Collect every line below that contains the word "Process".

**DATA SUPPLIED:**
- Opening Delimiter -
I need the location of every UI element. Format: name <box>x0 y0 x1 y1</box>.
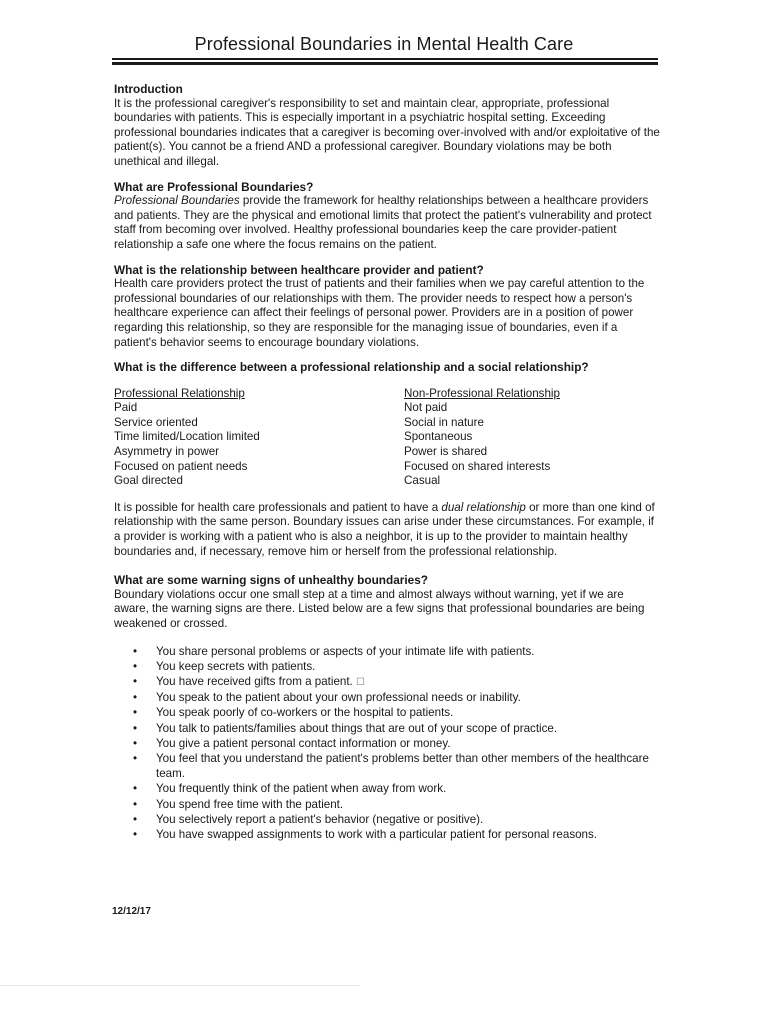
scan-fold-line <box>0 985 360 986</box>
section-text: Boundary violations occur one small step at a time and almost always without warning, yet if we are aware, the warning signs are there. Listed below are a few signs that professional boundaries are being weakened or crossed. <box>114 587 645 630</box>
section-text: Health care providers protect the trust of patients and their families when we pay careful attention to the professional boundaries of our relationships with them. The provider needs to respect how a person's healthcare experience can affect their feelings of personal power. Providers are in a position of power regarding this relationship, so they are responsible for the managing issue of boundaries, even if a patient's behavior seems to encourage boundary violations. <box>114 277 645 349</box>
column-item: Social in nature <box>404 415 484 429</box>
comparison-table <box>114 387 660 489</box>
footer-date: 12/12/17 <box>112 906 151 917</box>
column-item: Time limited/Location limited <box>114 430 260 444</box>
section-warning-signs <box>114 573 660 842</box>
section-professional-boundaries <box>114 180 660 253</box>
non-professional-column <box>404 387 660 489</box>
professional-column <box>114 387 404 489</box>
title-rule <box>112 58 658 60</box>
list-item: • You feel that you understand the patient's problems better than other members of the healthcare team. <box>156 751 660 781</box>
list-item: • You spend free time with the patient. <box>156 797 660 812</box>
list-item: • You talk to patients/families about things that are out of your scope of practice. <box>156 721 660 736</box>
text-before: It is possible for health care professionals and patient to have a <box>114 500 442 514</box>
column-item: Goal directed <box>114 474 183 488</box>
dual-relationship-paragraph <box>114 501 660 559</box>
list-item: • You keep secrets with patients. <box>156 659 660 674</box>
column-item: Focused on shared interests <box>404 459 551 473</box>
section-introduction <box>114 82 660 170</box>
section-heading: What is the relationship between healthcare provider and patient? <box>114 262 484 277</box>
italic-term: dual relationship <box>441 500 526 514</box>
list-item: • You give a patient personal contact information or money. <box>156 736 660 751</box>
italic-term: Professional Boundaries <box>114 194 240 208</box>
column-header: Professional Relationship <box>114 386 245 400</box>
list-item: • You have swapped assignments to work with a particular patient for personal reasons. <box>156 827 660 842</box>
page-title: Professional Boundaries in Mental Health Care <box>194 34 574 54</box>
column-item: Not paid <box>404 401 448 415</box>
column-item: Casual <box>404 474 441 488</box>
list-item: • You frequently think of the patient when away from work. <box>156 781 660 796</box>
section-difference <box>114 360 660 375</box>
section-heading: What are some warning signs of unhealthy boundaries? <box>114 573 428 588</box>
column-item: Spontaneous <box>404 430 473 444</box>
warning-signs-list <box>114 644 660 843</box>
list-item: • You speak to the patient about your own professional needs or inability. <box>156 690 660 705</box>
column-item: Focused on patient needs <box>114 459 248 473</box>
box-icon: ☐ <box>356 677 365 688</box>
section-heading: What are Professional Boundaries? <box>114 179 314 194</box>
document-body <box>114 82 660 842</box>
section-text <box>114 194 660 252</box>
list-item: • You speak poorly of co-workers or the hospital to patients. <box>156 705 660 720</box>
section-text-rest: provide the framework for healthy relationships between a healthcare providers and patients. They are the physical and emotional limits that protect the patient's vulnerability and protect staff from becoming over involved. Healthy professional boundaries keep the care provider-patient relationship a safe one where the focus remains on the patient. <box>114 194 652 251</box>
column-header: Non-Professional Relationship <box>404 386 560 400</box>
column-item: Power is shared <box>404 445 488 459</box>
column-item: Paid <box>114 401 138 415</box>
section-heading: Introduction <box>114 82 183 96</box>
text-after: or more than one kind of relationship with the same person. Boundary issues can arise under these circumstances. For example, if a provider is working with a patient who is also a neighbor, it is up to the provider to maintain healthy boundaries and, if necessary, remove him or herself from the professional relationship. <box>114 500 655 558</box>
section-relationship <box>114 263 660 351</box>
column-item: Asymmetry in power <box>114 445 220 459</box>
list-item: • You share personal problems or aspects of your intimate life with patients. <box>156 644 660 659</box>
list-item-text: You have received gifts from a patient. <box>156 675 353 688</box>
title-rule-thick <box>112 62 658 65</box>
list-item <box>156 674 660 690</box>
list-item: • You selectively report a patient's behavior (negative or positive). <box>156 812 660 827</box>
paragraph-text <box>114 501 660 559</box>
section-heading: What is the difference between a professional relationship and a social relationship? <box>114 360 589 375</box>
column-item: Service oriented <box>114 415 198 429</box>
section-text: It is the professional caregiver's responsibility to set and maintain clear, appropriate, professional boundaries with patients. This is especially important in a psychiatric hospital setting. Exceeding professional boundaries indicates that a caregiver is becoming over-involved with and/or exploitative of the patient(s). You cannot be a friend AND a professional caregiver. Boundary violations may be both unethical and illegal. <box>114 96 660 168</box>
- Closing Delimiter -
- Opening Delimiter -
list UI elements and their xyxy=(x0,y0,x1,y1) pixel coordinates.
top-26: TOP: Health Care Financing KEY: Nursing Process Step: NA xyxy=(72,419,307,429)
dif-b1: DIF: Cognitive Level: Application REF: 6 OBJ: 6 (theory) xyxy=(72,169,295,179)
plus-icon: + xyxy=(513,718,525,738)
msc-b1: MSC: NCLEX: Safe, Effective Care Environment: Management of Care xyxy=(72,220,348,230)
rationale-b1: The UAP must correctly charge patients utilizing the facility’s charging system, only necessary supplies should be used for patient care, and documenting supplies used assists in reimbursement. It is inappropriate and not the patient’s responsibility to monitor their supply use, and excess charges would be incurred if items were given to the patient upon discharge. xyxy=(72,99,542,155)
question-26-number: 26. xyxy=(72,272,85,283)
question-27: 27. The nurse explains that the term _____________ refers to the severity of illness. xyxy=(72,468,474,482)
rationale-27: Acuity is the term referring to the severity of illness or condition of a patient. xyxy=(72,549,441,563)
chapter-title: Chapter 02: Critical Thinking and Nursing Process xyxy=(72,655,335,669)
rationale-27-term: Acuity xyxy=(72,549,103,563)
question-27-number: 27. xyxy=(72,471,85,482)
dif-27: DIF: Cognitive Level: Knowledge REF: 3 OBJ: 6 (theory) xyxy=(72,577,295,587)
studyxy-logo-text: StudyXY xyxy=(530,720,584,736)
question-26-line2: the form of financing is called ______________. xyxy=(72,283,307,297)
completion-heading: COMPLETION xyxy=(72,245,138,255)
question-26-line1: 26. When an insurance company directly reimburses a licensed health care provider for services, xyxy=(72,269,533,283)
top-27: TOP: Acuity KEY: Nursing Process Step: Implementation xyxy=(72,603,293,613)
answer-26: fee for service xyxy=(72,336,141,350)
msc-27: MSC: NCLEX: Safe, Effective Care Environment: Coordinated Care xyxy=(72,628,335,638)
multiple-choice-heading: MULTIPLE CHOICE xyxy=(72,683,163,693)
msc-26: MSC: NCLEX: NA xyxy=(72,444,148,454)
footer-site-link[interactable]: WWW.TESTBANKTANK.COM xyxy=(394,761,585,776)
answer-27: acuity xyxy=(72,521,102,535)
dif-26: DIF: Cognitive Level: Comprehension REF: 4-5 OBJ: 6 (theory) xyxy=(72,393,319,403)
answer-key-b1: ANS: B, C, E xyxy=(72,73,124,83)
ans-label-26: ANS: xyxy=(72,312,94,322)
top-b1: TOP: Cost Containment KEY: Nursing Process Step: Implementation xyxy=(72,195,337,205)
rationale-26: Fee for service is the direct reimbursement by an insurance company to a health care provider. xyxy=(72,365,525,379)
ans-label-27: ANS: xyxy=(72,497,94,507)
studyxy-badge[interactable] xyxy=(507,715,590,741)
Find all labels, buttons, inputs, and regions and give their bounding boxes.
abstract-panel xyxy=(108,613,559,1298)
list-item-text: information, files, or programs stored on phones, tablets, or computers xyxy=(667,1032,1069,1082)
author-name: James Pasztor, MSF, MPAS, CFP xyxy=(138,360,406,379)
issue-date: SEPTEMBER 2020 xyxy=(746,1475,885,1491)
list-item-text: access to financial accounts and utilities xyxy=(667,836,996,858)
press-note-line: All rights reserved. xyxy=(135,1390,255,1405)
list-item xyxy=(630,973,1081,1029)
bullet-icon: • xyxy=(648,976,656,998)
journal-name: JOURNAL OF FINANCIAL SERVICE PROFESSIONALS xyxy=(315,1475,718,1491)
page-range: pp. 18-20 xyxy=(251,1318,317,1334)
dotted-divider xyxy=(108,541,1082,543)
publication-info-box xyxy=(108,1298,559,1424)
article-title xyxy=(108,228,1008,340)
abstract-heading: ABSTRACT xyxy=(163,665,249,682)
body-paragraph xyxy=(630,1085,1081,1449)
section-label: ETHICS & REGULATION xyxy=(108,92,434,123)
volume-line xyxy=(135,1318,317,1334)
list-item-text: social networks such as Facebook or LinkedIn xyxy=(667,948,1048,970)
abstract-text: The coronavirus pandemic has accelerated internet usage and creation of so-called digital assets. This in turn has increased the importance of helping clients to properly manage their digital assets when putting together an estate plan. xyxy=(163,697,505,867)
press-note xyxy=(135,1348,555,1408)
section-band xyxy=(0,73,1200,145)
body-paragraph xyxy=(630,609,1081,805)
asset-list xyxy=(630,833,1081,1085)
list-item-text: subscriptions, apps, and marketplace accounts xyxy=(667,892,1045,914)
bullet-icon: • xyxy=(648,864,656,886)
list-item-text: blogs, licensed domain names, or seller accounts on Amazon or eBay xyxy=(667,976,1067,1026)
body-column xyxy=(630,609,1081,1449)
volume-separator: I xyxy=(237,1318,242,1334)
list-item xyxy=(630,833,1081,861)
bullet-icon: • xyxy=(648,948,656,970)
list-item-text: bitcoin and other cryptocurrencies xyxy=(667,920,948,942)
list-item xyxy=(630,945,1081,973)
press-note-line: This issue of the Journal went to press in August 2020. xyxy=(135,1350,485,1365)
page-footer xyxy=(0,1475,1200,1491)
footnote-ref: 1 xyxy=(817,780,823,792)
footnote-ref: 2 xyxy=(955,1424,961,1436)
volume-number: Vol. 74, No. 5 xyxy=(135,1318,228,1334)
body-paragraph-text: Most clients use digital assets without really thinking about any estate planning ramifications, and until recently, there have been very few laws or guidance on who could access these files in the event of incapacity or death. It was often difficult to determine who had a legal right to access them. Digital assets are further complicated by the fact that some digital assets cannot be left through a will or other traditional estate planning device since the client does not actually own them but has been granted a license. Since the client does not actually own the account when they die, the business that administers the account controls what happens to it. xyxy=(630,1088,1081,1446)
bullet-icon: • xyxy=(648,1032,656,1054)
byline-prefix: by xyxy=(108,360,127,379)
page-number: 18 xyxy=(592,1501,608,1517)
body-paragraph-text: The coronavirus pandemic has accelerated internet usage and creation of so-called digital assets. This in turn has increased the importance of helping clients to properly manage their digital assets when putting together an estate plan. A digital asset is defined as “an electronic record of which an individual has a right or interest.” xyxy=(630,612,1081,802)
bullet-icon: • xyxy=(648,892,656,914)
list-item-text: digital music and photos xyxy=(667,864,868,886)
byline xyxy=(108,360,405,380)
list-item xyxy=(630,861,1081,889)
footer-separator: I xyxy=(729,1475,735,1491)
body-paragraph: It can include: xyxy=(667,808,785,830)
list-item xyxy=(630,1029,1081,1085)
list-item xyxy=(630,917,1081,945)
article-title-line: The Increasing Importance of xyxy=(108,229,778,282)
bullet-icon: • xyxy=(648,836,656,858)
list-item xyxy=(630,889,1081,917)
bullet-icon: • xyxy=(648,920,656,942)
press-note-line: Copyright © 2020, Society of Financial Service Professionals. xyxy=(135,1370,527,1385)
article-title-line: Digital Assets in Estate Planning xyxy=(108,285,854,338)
- Closing Delimiter -
- Opening Delimiter -
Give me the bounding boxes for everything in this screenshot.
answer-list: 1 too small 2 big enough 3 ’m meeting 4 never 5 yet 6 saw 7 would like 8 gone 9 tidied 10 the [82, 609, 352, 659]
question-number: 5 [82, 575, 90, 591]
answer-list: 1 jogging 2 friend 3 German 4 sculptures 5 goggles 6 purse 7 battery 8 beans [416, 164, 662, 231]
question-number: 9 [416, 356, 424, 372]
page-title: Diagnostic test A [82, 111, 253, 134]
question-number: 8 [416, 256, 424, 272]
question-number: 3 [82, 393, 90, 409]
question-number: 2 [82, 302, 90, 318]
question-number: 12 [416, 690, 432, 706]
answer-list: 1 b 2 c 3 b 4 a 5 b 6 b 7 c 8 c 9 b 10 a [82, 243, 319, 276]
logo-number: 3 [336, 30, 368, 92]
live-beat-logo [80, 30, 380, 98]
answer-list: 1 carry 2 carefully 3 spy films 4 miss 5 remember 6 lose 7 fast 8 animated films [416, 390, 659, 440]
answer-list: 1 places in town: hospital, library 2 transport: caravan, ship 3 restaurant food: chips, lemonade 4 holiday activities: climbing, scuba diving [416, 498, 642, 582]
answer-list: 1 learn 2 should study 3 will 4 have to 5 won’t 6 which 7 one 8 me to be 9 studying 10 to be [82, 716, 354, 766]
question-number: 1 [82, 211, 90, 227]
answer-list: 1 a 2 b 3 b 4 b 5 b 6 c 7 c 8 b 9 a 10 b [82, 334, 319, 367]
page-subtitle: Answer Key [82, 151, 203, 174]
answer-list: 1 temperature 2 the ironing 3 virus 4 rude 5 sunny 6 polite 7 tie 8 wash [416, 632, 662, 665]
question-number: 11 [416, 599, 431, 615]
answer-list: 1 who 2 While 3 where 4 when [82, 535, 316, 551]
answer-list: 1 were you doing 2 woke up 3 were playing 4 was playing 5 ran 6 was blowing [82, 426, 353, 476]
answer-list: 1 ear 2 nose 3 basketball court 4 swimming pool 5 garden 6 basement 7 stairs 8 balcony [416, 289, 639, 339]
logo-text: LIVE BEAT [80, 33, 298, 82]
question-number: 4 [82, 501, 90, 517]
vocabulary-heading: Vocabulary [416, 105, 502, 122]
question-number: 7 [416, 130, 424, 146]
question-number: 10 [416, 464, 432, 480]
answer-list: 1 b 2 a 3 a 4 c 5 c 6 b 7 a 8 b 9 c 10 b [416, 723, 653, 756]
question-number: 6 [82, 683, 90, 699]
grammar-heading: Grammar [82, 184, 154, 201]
- Closing Delimiter -
**SOLUTION FOR THIS EXERCISE:**
top-26: TOP: Health Care Financing KEY: Nursing Process Step: NA xyxy=(72,419,307,429)
chapter-title: Chapter 02: Critical Thinking and Nursing Process xyxy=(72,655,335,669)
top-27: TOP: Acuity KEY: Nursing Process Step: Implementation xyxy=(72,603,293,613)
top-b1: TOP: Cost Containment KEY: Nursing Process Step: Implementation xyxy=(72,195,337,205)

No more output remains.